:: Data shown ::

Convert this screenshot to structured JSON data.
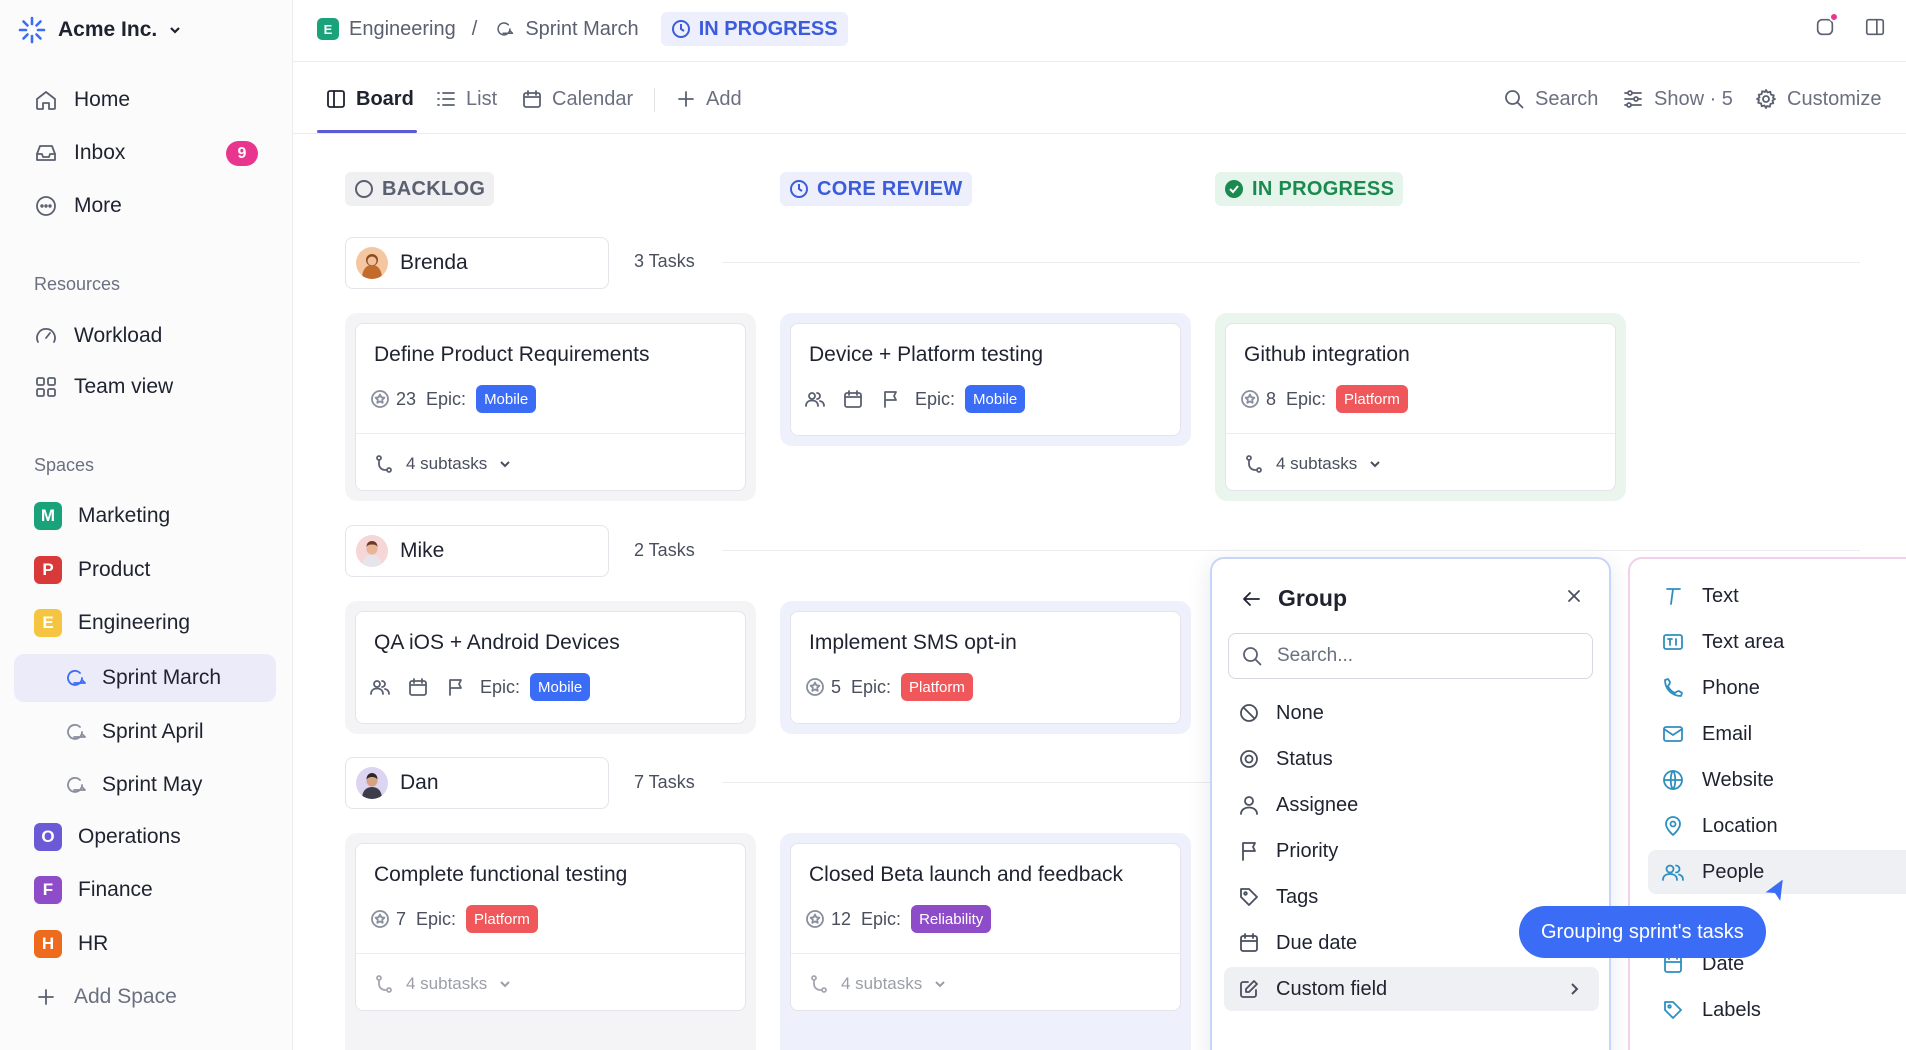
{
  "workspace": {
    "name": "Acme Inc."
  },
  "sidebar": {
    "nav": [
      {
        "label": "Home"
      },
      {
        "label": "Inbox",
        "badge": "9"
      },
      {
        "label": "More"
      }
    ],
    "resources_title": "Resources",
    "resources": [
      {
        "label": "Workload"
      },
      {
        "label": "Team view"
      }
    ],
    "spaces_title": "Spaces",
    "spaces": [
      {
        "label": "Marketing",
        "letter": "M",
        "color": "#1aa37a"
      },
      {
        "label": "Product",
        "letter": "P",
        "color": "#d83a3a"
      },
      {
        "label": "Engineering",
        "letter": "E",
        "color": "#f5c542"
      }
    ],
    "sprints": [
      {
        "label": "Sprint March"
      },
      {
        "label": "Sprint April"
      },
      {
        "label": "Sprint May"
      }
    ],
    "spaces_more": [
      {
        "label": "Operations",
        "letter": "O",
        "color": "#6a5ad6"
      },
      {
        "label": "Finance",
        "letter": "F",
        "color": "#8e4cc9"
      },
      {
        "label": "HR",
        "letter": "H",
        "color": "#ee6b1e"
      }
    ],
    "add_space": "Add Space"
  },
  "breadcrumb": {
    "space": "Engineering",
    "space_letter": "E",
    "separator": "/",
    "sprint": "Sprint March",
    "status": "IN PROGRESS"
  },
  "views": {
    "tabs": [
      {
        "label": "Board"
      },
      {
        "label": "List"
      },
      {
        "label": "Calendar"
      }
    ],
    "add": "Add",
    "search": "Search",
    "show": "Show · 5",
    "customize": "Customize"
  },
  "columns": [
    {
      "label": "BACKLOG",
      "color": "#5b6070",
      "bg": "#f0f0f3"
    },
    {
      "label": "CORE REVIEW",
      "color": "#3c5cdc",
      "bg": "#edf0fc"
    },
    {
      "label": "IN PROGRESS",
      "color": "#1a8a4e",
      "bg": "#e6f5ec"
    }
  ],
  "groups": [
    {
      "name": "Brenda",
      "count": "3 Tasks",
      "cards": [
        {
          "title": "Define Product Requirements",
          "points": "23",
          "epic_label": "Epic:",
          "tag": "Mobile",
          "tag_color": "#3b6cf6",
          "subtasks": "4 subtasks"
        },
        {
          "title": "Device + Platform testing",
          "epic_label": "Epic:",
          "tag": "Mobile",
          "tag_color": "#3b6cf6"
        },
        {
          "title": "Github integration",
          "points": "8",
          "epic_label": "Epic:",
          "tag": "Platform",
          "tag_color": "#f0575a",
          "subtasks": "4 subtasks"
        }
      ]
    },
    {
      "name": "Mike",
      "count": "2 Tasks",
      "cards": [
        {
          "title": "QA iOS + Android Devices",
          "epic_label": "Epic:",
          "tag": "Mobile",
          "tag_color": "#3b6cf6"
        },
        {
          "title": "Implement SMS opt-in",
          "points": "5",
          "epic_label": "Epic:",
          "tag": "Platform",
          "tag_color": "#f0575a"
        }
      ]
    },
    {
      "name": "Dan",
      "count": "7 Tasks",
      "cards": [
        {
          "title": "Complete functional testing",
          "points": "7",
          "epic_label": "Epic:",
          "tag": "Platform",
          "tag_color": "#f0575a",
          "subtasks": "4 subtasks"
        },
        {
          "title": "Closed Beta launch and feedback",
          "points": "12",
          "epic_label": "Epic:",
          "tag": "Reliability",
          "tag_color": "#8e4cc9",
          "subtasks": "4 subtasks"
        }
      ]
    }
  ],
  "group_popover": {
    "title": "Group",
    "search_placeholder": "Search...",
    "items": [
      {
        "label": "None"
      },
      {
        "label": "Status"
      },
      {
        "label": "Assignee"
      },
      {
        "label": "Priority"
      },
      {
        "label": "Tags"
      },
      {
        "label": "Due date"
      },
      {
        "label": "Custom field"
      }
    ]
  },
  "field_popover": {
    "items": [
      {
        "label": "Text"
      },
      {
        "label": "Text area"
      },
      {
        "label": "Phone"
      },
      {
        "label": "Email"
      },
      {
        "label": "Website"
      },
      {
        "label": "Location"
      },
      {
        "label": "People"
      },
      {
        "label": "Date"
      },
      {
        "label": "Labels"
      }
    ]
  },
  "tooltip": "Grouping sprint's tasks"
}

:::
:: Data shown ::

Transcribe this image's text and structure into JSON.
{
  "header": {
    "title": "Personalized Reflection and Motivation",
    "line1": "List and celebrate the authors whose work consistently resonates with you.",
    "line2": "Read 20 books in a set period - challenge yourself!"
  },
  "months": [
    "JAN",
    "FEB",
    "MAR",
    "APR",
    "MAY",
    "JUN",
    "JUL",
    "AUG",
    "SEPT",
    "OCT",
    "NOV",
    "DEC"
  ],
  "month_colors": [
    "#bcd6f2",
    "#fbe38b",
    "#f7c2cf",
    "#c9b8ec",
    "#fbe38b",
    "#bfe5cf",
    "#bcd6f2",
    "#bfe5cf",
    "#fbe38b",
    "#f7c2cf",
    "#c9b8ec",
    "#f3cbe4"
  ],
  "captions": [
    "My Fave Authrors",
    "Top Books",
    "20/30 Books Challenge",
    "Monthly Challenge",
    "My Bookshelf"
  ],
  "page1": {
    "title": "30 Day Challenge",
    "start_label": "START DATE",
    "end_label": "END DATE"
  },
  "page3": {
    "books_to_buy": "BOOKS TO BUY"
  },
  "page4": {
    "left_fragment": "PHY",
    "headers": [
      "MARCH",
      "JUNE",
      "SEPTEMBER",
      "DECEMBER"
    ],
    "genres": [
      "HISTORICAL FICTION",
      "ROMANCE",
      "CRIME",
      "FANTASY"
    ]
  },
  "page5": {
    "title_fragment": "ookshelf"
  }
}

:::

> Problem statement
Search the data for the word "count" and copy each line where it appears.

> Exercise output
      "count": "3 Tasks",
      "count": "2 Tasks",
      "count": "7 Tasks",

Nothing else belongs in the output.